Collected data
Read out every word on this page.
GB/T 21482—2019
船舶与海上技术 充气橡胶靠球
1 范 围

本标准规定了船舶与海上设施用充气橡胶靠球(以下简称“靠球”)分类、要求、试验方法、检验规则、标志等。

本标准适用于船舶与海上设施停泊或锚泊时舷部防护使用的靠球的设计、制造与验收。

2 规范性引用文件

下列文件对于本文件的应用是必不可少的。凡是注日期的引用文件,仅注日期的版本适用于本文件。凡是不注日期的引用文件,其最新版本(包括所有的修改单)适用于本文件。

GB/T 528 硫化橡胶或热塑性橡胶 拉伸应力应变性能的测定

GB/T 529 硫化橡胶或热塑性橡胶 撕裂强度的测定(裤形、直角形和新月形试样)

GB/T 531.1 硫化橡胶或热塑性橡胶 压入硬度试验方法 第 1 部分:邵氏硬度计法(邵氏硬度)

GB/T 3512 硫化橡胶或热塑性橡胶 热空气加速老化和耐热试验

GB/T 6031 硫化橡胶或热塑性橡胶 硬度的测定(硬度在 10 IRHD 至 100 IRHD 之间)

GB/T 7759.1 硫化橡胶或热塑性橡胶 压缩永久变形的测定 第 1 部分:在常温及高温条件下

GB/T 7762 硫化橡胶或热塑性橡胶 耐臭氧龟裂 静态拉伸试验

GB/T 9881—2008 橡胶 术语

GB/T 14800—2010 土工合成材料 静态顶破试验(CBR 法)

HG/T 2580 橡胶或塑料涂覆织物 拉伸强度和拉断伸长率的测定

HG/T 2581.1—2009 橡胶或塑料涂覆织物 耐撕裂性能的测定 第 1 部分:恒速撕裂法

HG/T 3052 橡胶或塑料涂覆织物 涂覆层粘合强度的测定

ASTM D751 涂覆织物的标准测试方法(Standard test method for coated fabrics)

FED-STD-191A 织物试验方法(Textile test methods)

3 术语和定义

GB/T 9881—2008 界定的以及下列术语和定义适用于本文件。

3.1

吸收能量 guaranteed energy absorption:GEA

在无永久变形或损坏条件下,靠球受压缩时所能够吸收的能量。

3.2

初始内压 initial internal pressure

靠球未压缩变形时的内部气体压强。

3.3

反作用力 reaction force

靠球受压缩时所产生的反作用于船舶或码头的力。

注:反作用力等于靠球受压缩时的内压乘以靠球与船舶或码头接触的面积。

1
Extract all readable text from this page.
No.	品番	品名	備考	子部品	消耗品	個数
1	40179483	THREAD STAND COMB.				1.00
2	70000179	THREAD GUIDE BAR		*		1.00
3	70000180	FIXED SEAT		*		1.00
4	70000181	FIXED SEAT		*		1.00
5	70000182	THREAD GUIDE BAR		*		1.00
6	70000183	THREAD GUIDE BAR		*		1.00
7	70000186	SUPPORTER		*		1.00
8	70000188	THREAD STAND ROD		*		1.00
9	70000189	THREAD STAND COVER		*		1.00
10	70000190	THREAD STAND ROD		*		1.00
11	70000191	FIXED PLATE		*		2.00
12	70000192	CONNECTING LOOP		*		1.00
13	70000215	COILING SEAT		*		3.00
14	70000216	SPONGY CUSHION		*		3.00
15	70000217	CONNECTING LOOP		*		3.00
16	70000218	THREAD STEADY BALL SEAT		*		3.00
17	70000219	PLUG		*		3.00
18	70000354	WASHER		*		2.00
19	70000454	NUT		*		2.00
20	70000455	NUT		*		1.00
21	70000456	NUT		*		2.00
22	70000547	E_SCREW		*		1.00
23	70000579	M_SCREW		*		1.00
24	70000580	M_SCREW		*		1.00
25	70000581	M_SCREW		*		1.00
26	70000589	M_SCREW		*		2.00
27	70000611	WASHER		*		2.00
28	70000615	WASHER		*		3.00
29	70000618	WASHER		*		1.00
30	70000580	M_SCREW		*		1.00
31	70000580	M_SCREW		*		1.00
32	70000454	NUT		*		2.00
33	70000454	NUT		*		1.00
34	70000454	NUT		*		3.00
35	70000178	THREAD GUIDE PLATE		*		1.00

## Written task
Return all lines containing the word "硫化橡胶或热塑性橡胶".

## Solution to the problem
GB/T 528 硫化橡胶或热塑性橡胶 拉伸应力应变性能的测定
GB/T 529 硫化橡胶或热塑性橡胶 撕裂强度的测定(裤形、直角形和新月形试样)
GB/T 531.1 硫化橡胶或热塑性橡胶 压入硬度试验方法 第 1 部分:邵氏硬度计法(邵氏硬度)
GB/T 3512 硫化橡胶或热塑性橡胶 热空气加速老化和耐热试验
GB/T 6031 硫化橡胶或热塑性橡胶 硬度的测定(硬度在 10 IRHD 至 100 IRHD 之间)
GB/T 7759.1 硫化橡胶或热塑性橡胶 压缩永久变形的测定 第 1 部分:在常温及高温条件下
GB/T 7762 硫化橡胶或热塑性橡胶 耐臭氧龟裂 静态拉伸试验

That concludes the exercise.